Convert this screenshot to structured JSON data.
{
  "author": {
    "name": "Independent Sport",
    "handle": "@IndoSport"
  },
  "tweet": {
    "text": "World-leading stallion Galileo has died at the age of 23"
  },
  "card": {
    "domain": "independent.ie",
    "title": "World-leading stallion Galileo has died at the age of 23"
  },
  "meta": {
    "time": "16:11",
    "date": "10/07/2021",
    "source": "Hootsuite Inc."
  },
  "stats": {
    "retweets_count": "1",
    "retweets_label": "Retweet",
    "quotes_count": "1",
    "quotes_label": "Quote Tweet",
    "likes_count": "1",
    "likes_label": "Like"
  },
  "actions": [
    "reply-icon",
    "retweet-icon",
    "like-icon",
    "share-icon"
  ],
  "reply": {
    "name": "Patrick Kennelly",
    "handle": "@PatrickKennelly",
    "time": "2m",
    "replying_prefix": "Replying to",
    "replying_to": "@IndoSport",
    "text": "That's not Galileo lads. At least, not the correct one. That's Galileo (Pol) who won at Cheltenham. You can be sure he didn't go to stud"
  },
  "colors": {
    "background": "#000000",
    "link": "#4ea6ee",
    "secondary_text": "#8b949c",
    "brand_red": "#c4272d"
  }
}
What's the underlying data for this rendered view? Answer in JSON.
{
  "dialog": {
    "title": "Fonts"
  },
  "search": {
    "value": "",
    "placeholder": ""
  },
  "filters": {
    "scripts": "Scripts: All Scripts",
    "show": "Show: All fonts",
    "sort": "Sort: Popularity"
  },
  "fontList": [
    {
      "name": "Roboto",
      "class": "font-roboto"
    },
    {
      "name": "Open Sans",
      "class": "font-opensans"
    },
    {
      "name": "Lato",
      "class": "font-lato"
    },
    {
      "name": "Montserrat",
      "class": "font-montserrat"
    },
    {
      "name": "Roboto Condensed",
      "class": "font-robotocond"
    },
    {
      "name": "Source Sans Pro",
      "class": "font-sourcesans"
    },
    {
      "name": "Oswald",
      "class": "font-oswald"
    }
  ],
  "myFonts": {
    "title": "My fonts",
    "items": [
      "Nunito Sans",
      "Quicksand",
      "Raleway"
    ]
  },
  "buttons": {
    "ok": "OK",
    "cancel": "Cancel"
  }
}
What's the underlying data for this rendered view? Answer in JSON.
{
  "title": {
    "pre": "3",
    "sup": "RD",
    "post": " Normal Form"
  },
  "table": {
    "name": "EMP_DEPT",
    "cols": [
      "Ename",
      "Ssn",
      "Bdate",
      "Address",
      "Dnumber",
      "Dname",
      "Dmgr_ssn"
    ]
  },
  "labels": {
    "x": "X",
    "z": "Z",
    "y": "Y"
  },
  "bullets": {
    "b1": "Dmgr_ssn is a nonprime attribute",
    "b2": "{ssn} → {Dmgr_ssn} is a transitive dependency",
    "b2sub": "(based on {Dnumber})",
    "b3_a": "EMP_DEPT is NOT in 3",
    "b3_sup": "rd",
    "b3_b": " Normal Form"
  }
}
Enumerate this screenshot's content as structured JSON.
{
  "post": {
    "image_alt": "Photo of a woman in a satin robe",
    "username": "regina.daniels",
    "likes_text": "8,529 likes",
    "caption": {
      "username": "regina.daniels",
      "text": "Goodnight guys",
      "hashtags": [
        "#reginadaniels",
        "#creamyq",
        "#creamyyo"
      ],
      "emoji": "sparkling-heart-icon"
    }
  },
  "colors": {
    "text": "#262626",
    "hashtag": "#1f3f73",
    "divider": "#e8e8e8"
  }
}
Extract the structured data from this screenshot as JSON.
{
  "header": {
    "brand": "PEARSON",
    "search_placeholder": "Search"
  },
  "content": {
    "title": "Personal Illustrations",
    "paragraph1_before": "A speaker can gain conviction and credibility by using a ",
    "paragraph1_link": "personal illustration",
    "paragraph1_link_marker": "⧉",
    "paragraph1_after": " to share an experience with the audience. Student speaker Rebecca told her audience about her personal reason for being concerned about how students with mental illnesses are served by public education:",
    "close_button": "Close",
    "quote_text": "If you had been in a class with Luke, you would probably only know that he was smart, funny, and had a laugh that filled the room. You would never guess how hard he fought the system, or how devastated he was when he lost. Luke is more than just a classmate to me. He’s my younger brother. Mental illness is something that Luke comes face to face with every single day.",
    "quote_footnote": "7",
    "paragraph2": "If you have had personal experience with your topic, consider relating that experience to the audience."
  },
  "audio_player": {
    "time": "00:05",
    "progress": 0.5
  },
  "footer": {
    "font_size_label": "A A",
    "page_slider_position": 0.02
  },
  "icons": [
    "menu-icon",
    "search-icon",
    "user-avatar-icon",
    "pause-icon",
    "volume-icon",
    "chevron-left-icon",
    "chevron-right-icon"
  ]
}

* * * *

■ DIRECTION
Retype the entries one by one, exactly.

■ SOLUTION TO THIS EXERCISE
Convert this screenshot to structured JSON data.
{
  "author": {
    "name": "Independent Sport",
    "handle": "@IndoSport"
  },
  "tweet": {
    "text": "World-leading stallion Galileo has died at the age of 23"
  },
  "card": {
    "domain": "independent.ie",
    "title": "World-leading stallion Galileo has died at the age of 23"
  },
  "meta": {
    "time": "16:11",
    "date": "10/07/2021",
    "source": "Hootsuite Inc."
  },
  "stats": {
    "retweets_count": "1",
    "retweets_label": "Retweet",
    "quotes_count": "1",
    "quotes_label": "Quote Tweet",
    "likes_count": "1",
    "likes_label": "Like"
  },
  "actions": [
    "reply-icon",
    "retweet-icon",
    "like-icon",
    "share-icon"
  ],
  "reply": {
    "name": "Patrick Kennelly",
    "handle": "@PatrickKennelly",
    "time": "2m",
    "replying_prefix": "Replying to",
    "replying_to": "@IndoSport",
    "text": "That's not Galileo lads. At least, not the correct one. That's Galileo (Pol) who won at Cheltenham. You can be sure he didn't go to stud"
  },
  "colors": {
    "background": "#000000",
    "link": "#4ea6ee",
    "secondary_text": "#8b949c",
    "brand_red": "#c4272d"
  }
}
What's the underlying data for this rendered view? Answer in JSON.
{
  "dialog": {
    "title": "Fonts"
  },
  "search": {
    "value": "",
    "placeholder": ""
  },
  "filters": {
    "scripts": "Scripts: All Scripts",
    "show": "Show: All fonts",
    "sort": "Sort: Popularity"
  },
  "fontList": [
    {
      "name": "Roboto",
      "class": "font-roboto"
    },
    {
      "name": "Open Sans",
      "class": "font-opensans"
    },
    {
      "name": "Lato",
      "class": "font-lato"
    },
    {
      "name": "Montserrat",
      "class": "font-montserrat"
    },
    {
      "name": "Roboto Condensed",
      "class": "font-robotocond"
    },
    {
      "name": "Source Sans Pro",
      "class": "font-sourcesans"
    },
    {
      "name": "Oswald",
      "class": "font-oswald"
    }
  ],
  "myFonts": {
    "title": "My fonts",
    "items": [
      "Nunito Sans",
      "Quicksand",
      "Raleway"
    ]
  },
  "buttons": {
    "ok": "OK",
    "cancel": "Cancel"
  }
}
What's the underlying data for this rendered view? Answer in JSON.
{
  "title": {
    "pre": "3",
    "sup": "RD",
    "post": " Normal Form"
  },
  "table": {
    "name": "EMP_DEPT",
    "cols": [
      "Ename",
      "Ssn",
      "Bdate",
      "Address",
      "Dnumber",
      "Dname",
      "Dmgr_ssn"
    ]
  },
  "labels": {
    "x": "X",
    "z": "Z",
    "y": "Y"
  },
  "bullets": {
    "b1": "Dmgr_ssn is a nonprime attribute",
    "b2": "{ssn} → {Dmgr_ssn} is a transitive dependency",
    "b2sub": "(based on {Dnumber})",
    "b3_a": "EMP_DEPT is NOT in 3",
    "b3_sup": "rd",
    "b3_b": " Normal Form"
  }
}
Enumerate this screenshot's content as structured JSON.
{
  "post": {
    "image_alt": "Photo of a woman in a satin robe",
    "username": "regina.daniels",
    "likes_text": "8,529 likes",
    "caption": {
      "username": "regina.daniels",
      "text": "Goodnight guys",
      "hashtags": [
        "#reginadaniels",
        "#creamyq",
        "#creamyyo"
      ],
      "emoji": "sparkling-heart-icon"
    }
  },
  "colors": {
    "text": "#262626",
    "hashtag": "#1f3f73",
    "divider": "#e8e8e8"
  }
}
Extract the structured data from this screenshot as JSON.
{
  "header": {
    "brand": "PEARSON",
    "search_placeholder": "Search"
  },
  "content": {
    "title": "Personal Illustrations",
    "paragraph1_before": "A speaker can gain conviction and credibility by using a ",
    "paragraph1_link": "personal illustration",
    "paragraph1_link_marker": "⧉",
    "paragraph1_after": " to share an experience with the audience. Student speaker Rebecca told her audience about her personal reason for being concerned about how students with mental illnesses are served by public education:",
    "close_button": "Close",
    "quote_text": "If you had been in a class with Luke, you would probably only know that he was smart, funny, and had a laugh that filled the room. You would never guess how hard he fought the system, or how devastated he was when he lost. Luke is more than just a classmate to me. He’s my younger brother. Mental illness is something that Luke comes face to face with every single day.",
    "quote_footnote": "7",
    "paragraph2": "If you have had personal experience with your topic, consider relating that experience to the audience."
  },
  "audio_player": {
    "time": "00:05",
    "progress": 0.5
  },
  "footer": {
    "font_size_label": "A A",
    "page_slider_position": 0.02
  },
  "icons": [
    "menu-icon",
    "search-icon",
    "user-avatar-icon",
    "pause-icon",
    "volume-icon",
    "chevron-left-icon",
    "chevron-right-icon"
  ]
}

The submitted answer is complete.